> EXTRACTED INFORMATION:

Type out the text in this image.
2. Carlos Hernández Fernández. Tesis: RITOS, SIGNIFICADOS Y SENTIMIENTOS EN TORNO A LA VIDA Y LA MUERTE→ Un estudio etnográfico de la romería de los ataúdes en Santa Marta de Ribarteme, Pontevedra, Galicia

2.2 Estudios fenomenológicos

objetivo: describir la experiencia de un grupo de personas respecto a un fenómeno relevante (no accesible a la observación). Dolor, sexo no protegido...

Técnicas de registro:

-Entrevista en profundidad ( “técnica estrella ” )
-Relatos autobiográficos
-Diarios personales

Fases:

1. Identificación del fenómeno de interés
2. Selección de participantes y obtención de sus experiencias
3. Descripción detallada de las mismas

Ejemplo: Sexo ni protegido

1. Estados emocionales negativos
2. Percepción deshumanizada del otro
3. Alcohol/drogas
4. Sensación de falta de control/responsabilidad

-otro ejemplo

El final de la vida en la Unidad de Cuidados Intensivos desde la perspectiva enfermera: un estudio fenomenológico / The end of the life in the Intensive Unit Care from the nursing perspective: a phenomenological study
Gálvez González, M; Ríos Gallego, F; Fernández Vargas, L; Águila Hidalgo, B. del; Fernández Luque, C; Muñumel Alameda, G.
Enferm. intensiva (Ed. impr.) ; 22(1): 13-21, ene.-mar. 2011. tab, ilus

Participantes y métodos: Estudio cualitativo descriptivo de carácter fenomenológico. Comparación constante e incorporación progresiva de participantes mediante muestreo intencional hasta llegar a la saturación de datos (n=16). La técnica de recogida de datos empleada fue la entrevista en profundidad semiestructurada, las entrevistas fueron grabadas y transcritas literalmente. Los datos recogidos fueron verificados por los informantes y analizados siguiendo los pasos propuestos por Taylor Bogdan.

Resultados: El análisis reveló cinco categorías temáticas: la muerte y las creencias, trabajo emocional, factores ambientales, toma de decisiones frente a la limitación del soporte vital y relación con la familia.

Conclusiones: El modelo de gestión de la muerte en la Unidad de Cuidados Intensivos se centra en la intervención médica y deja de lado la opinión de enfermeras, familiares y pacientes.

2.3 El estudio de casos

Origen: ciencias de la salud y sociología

> WRITTEN REQUEST: Print out the whole listing exactly as it appears.

> EXPECTED ANSWER:
Type out the text in this image.
2. Carlos Hernández Fernández. Tesis: RITOS, SIGNIFICADOS Y SENTIMIENTOS EN TORNO A LA VIDA Y LA MUERTE→ Un estudio etnográfico de la romería de los ataúdes en Santa Marta de Ribarteme, Pontevedra, Galicia

2.2 Estudios fenomenológicos

objetivo: describir la experiencia de un grupo de personas respecto a un fenómeno relevante (no accesible a la observación). Dolor, sexo no protegido...

Técnicas de registro:

-Entrevista en profundidad ( “técnica estrella ” )
-Relatos autobiográficos
-Diarios personales

Fases:

1. Identificación del fenómeno de interés
2. Selección de participantes y obtención de sus experiencias
3. Descripción detallada de las mismas

Ejemplo: Sexo ni protegido

1. Estados emocionales negativos
2. Percepción deshumanizada del otro
3. Alcohol/drogas
4. Sensación de falta de control/responsabilidad

-otro ejemplo

El final de la vida en la Unidad de Cuidados Intensivos desde la perspectiva enfermera: un estudio fenomenológico / The end of the life in the Intensive Unit Care from the nursing perspective: a phenomenological study
Gálvez González, M; Ríos Gallego, F; Fernández Vargas, L; Águila Hidalgo, B. del; Fernández Luque, C; Muñumel Alameda, G.
Enferm. intensiva (Ed. impr.) ; 22(1): 13-21, ene.-mar. 2011. tab, ilus

Participantes y métodos: Estudio cualitativo descriptivo de carácter fenomenológico. Comparación constante e incorporación progresiva de participantes mediante muestreo intencional hasta llegar a la saturación de datos (n=16). La técnica de recogida de datos empleada fue la entrevista en profundidad semiestructurada, las entrevistas fueron grabadas y transcritas literalmente. Los datos recogidos fueron verificados por los informantes y analizados siguiendo los pasos propuestos por Taylor Bogdan.

Resultados: El análisis reveló cinco categorías temáticas: la muerte y las creencias, trabajo emocional, factores ambientales, toma de decisiones frente a la limitación del soporte vital y relación con la familia.

Conclusiones: El modelo de gestión de la muerte en la Unidad de Cuidados Intensivos se centra en la intervención médica y deja de lado la opinión de enfermeras, familiares y pacientes.

2.3 El estudio de casos

Origen: ciencias de la salud y sociología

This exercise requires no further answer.